> [PROVIDED INFORMATION]:
+ + +

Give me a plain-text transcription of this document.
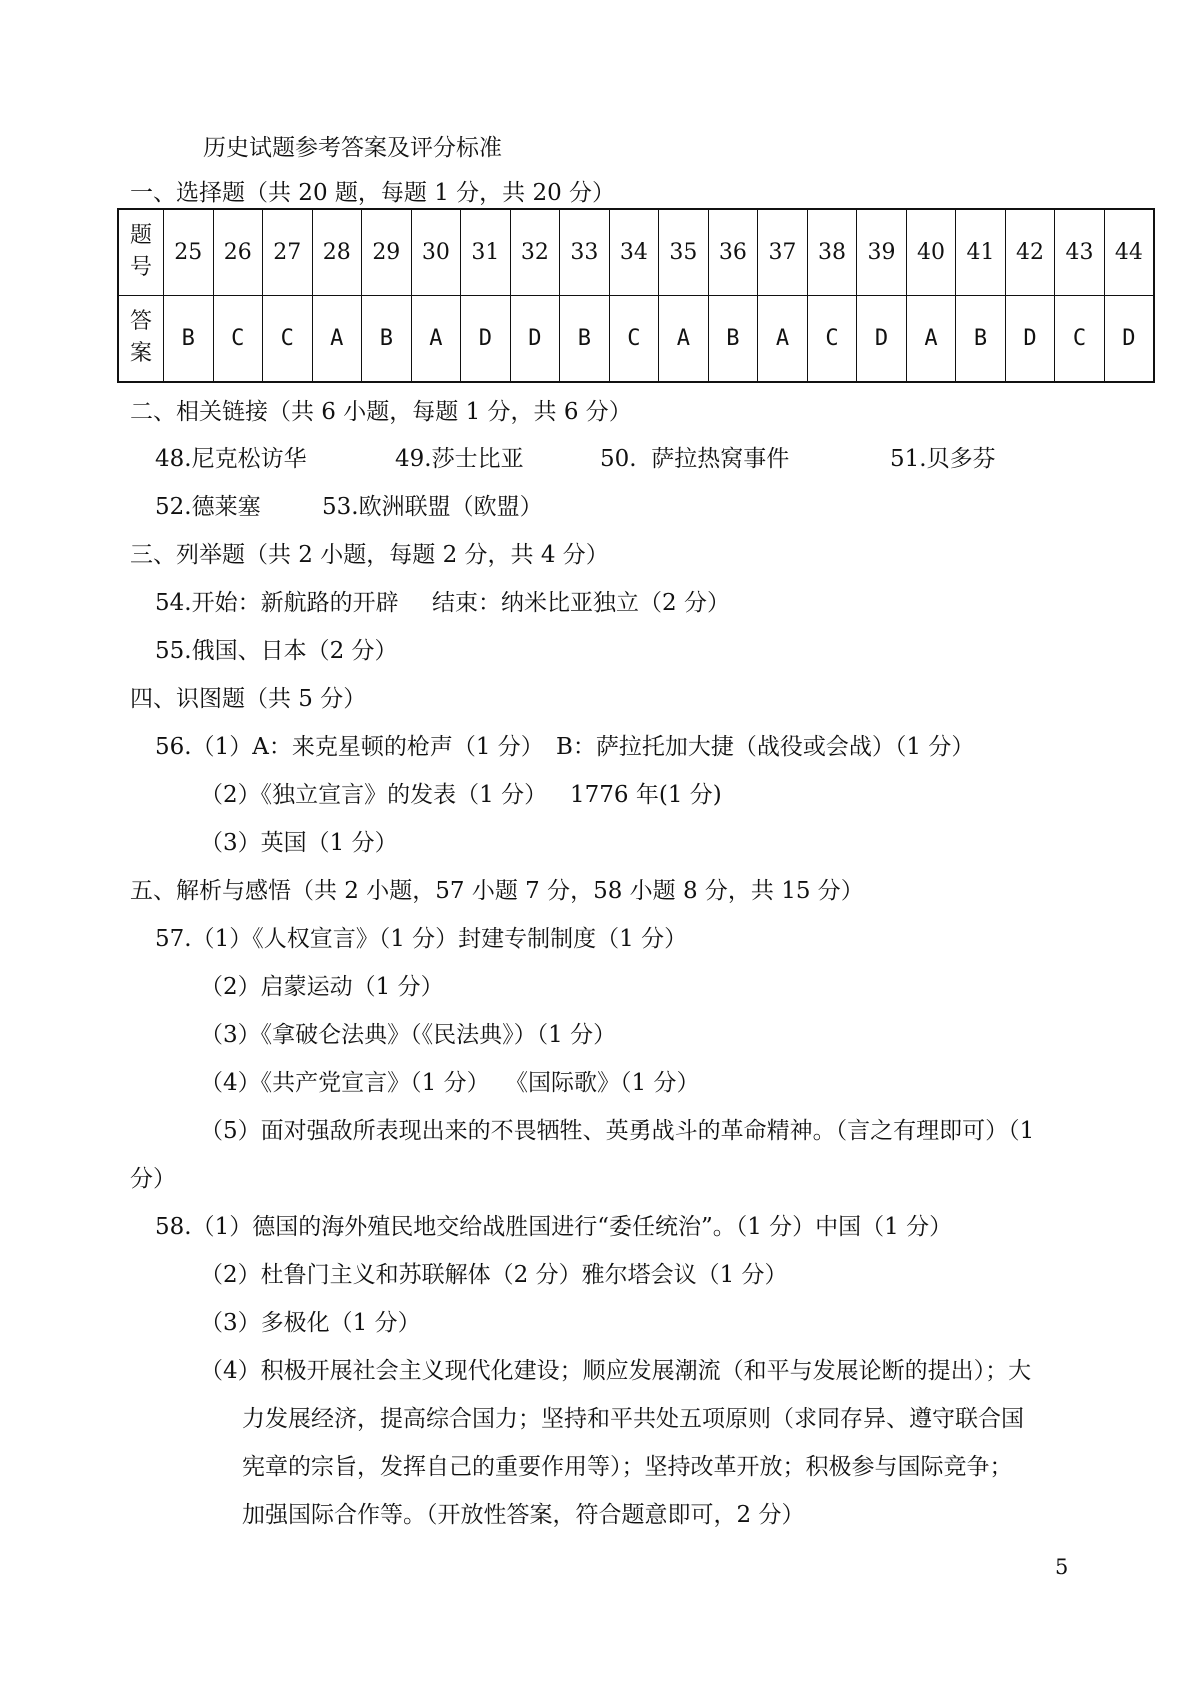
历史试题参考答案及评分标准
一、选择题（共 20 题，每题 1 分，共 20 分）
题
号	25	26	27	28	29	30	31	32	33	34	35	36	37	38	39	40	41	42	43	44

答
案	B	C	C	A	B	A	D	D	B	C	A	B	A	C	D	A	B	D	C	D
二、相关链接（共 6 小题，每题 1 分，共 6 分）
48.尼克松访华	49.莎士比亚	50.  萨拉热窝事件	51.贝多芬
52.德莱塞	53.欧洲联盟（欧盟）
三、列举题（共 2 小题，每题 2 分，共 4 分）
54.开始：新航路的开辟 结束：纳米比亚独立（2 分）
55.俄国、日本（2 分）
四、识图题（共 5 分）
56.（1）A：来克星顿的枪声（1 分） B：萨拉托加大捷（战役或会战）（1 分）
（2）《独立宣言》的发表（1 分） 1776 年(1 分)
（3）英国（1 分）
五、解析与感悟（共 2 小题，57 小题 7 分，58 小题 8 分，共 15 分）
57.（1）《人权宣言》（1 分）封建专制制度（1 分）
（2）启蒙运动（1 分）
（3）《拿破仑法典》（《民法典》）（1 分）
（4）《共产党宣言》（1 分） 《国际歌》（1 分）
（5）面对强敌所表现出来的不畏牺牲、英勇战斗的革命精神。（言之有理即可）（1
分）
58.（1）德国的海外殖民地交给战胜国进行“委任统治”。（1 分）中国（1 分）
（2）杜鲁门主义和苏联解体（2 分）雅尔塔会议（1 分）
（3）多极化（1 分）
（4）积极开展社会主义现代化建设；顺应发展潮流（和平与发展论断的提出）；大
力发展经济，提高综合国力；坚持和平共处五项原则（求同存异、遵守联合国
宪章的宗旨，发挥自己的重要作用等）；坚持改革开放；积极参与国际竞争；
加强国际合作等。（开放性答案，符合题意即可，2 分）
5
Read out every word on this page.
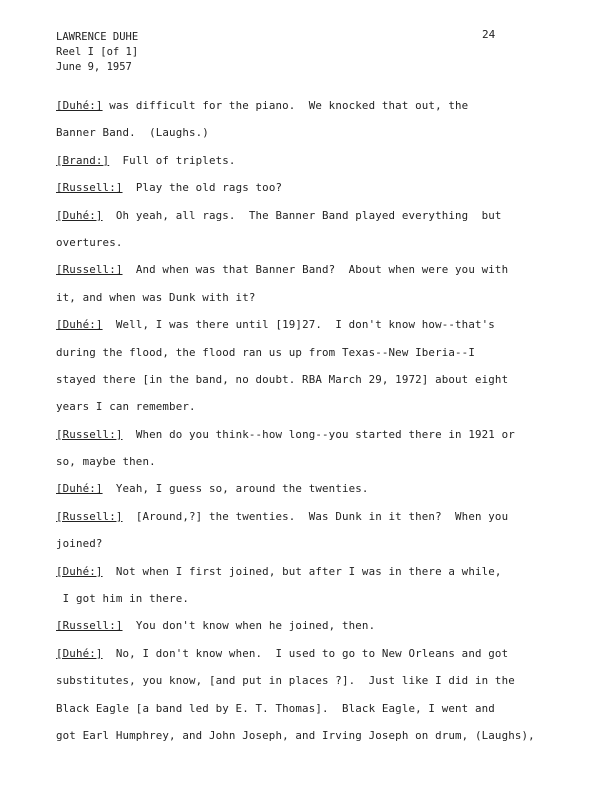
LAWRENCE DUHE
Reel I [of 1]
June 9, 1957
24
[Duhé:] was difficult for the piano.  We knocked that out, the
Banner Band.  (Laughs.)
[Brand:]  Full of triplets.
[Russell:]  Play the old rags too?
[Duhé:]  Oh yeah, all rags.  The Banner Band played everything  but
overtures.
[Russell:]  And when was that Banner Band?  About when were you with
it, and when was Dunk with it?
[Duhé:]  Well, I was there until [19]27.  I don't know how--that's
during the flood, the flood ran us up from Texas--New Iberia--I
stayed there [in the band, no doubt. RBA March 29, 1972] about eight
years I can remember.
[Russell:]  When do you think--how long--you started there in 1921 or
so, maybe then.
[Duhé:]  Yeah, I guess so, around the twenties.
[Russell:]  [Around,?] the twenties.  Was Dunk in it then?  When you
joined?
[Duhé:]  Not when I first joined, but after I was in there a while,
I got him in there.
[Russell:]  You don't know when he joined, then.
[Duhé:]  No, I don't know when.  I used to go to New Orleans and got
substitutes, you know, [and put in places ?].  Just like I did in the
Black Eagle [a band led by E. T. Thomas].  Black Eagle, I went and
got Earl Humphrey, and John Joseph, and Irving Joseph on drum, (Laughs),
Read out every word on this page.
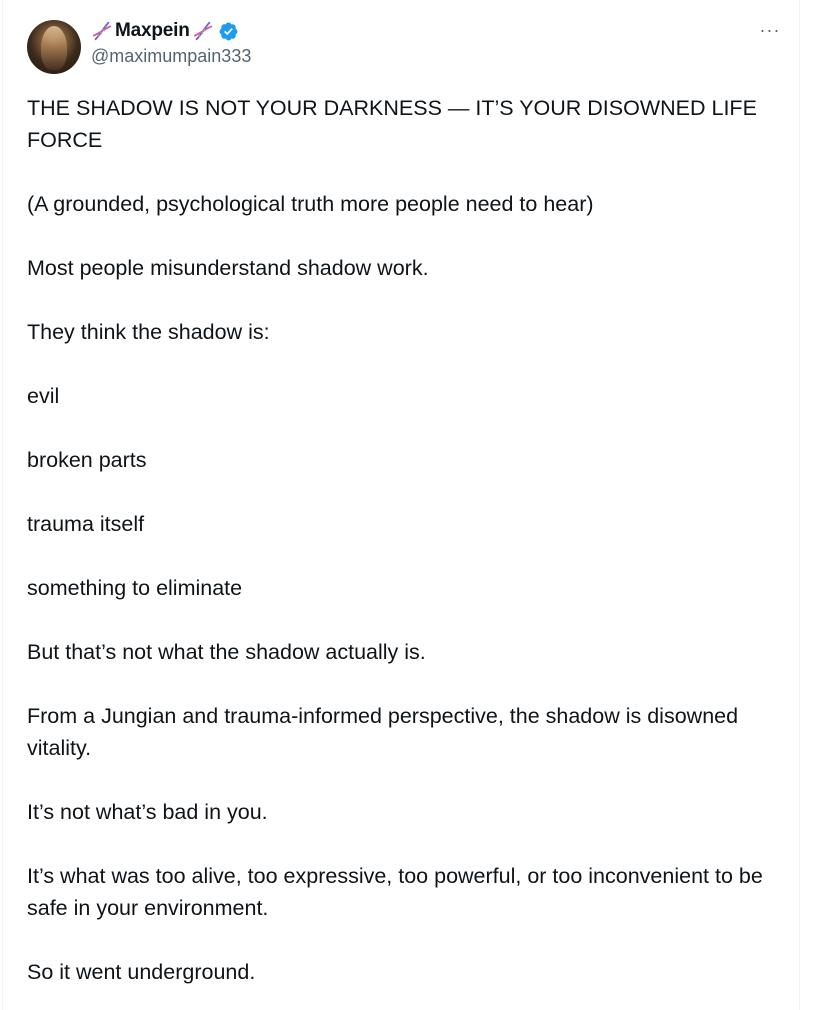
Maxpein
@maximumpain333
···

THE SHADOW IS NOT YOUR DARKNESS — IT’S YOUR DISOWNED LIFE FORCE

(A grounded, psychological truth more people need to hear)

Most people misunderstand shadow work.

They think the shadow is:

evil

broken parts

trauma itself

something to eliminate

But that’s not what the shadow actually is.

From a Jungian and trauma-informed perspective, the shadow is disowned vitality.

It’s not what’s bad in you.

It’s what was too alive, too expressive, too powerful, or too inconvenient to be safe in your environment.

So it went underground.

+ + +

> [TASK OBJECTIVE]: In the records above, find each line that holds the word "joined"; copy all such lines.

> [SOLUTION]:
joined?
[Duhé:]  Not when I first joined, but after I was in there a while,
[Russell:]  You don't know when he joined, then.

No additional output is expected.